* [Task details]:
Format the stretch of the material from the line containing "Patent image size: (1109, 767)." through the line containing "The informational item (issuer)" as a Markdown table with the columns Row and Line, numbering each line and skipping blank ones.

* Begin Data rows *

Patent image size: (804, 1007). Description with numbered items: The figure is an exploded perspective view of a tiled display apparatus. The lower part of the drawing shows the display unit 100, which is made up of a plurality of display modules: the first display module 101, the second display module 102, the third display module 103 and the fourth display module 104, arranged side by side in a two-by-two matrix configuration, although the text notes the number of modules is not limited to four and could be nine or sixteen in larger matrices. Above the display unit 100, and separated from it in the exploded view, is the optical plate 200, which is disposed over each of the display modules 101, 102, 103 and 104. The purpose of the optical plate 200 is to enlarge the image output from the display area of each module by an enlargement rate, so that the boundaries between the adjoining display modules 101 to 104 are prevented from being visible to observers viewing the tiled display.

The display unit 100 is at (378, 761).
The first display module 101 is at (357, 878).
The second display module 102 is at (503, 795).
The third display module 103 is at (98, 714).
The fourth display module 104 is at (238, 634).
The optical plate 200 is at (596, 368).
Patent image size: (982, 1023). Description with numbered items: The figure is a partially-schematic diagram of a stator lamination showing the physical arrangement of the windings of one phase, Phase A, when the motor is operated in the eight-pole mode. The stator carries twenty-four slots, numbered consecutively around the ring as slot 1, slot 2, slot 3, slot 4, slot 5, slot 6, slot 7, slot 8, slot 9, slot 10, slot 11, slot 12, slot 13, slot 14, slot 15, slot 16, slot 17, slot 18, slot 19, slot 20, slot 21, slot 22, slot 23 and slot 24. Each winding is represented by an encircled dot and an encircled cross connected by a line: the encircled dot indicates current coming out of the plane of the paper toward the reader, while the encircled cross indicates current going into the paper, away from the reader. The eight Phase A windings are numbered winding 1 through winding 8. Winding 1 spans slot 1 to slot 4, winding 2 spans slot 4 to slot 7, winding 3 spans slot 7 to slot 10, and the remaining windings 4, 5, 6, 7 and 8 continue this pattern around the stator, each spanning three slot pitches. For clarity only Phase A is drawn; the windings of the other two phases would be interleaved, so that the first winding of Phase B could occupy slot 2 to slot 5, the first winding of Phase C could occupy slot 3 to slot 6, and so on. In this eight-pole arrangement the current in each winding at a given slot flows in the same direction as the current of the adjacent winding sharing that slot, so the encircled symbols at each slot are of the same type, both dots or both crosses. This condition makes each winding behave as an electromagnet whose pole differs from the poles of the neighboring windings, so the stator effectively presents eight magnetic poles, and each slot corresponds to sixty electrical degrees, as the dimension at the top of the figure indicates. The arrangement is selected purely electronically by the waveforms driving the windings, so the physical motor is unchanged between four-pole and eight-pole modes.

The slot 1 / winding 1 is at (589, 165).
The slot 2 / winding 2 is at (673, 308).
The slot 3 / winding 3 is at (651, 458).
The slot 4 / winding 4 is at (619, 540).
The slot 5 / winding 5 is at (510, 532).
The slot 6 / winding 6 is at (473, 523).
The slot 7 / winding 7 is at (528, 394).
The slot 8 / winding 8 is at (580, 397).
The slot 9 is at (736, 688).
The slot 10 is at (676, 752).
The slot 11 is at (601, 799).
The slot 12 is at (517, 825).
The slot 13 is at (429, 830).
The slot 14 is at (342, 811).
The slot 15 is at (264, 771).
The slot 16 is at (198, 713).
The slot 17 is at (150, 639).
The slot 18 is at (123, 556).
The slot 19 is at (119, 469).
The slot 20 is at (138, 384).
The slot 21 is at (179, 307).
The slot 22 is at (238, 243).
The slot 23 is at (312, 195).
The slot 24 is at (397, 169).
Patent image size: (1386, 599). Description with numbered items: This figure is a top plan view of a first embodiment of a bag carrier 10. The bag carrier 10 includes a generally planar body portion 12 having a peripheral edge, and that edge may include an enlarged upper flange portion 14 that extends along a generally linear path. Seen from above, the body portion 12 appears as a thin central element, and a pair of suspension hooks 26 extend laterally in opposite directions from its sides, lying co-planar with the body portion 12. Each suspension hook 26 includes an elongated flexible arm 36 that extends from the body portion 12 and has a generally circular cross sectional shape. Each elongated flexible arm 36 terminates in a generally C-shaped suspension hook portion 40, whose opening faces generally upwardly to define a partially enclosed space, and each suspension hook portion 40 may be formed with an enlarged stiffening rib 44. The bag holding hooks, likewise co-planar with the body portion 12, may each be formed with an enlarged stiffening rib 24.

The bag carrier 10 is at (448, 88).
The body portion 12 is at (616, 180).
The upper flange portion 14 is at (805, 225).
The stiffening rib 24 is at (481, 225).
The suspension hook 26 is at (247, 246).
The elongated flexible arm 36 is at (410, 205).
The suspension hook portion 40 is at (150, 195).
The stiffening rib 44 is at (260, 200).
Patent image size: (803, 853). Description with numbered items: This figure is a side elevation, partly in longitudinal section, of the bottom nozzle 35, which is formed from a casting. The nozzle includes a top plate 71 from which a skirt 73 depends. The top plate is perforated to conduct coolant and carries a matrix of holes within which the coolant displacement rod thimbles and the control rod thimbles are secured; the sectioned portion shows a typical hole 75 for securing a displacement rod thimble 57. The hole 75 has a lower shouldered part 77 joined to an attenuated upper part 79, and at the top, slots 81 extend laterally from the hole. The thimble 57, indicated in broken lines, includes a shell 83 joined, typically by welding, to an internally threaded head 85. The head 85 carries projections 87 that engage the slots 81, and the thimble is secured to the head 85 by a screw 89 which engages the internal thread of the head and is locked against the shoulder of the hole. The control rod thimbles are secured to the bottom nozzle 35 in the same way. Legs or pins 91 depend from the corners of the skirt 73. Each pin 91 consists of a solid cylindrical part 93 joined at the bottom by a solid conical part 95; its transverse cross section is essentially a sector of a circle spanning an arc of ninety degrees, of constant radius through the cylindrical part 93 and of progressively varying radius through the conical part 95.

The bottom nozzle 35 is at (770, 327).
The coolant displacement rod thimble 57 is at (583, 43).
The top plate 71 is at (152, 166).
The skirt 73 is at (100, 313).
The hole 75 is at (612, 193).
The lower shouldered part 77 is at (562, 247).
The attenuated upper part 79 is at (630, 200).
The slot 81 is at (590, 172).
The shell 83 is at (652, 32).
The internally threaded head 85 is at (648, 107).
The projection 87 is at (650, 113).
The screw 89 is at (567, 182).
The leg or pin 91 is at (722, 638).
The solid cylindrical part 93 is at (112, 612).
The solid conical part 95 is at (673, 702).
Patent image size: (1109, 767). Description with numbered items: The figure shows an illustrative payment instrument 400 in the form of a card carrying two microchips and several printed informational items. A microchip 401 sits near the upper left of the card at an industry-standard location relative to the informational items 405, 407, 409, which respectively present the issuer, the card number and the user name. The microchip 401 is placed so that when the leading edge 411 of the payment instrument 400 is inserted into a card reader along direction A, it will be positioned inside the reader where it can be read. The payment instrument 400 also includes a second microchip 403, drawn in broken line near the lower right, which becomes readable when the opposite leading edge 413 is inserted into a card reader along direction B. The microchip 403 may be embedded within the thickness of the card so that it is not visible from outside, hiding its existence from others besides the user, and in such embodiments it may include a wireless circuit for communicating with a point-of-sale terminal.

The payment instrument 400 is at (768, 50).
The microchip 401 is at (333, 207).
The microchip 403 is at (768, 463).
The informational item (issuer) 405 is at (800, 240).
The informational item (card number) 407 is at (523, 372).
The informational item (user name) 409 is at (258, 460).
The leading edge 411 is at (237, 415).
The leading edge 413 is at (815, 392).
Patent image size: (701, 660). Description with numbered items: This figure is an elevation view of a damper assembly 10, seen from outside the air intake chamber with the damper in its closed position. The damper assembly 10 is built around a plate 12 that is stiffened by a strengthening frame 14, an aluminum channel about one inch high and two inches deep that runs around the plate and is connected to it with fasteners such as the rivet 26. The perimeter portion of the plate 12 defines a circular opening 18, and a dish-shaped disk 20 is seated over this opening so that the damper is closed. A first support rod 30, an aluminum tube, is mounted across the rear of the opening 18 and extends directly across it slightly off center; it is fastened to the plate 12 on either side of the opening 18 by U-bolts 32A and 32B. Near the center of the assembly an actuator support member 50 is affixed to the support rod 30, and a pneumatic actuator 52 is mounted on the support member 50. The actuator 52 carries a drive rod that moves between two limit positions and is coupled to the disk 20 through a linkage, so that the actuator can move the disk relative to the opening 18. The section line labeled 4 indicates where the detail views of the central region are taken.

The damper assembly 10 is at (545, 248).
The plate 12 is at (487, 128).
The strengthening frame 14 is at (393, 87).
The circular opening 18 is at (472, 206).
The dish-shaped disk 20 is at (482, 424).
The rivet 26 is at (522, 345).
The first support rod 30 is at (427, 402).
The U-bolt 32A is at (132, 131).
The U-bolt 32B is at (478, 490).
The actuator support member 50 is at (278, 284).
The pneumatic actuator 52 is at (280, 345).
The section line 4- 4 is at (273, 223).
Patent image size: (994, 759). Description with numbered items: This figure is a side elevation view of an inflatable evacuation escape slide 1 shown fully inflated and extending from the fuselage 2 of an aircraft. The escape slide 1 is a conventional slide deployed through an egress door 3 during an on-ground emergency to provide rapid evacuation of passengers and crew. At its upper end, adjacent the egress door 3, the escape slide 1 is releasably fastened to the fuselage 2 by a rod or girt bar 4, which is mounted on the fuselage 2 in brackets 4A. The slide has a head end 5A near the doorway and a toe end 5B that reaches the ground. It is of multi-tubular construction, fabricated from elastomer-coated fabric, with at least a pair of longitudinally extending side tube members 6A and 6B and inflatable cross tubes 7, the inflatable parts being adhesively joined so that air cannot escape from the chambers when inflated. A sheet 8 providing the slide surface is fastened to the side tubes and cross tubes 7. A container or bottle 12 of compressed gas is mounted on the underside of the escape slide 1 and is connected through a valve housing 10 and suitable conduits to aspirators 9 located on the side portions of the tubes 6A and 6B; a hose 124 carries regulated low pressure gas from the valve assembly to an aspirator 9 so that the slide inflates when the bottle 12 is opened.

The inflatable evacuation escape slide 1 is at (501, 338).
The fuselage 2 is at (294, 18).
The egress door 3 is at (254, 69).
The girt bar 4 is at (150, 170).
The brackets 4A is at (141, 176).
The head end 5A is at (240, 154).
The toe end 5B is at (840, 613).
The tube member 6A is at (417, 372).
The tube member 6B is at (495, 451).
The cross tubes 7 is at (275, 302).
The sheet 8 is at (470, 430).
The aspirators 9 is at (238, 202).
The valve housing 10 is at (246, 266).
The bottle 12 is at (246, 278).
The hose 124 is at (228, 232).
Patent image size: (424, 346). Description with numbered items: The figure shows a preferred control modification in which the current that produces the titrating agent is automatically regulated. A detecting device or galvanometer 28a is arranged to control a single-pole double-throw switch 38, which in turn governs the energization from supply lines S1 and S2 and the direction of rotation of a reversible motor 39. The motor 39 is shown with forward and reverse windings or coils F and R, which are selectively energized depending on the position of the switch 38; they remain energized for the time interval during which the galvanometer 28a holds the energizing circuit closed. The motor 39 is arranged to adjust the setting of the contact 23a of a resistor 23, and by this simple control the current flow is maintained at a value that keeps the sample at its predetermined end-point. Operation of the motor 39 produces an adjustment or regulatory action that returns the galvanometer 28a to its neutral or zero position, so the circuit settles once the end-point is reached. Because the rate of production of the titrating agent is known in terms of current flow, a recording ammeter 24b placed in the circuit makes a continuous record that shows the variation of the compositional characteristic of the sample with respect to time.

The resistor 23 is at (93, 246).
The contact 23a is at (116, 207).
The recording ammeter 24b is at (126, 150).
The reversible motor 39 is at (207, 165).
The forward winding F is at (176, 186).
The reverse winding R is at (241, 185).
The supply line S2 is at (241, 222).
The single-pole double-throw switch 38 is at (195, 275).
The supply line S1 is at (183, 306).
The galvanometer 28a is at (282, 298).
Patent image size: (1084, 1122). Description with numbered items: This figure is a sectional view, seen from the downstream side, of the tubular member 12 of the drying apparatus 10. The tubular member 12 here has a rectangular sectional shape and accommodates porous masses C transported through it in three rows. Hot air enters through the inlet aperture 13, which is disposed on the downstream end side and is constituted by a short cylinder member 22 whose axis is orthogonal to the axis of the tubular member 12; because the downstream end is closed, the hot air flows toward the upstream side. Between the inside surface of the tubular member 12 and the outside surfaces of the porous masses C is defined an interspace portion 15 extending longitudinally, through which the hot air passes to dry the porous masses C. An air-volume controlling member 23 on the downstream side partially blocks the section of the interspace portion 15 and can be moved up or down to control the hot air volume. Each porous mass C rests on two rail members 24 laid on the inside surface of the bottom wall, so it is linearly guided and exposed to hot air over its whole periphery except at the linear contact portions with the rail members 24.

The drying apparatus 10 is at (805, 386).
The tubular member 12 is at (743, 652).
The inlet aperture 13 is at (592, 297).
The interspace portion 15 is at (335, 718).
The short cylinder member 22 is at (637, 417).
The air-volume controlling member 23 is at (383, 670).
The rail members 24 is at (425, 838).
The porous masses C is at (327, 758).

* End Data rows *

* [Result]:
| Row | Line |
|---|---|
| 1 | Patent image size: (1109, 767). Description with numbered items: The figure shows an illustrative payment instrument 400 in the form of a card carrying two microchips and several printed informational items. A microchip 401 sits near the upper left of the card at an industry-standard location relative to the informational items 405, 407, 409, which respectively present the issuer, the card number and the user name. The microchip 401 is placed so that when the leading edge 411 of the payment instrument 400 is inserted into a card reader along direction A, it will be positioned inside the reader where it can be read. The payment instrument 400 also includes a second microchip 403, drawn in broken line near the lower right, which becomes readable when the opposite leading edge 413 is inserted into a card reader along direction B. The microchip 403 may be embedded within the thickness of the card so that it is not visible from outside, hiding its existence from others besides the user, and in such embodiments it may include a wireless circuit for communicating with a point-of-sale terminal. |
| 2 | The payment instrument 400 is at (768, 50). |
| 3 | The microchip 401 is at (333, 207). |
| 4 | The microchip 403 is at (768, 463). |
| 5 | The informational item (issuer) 405 is at (800, 240). |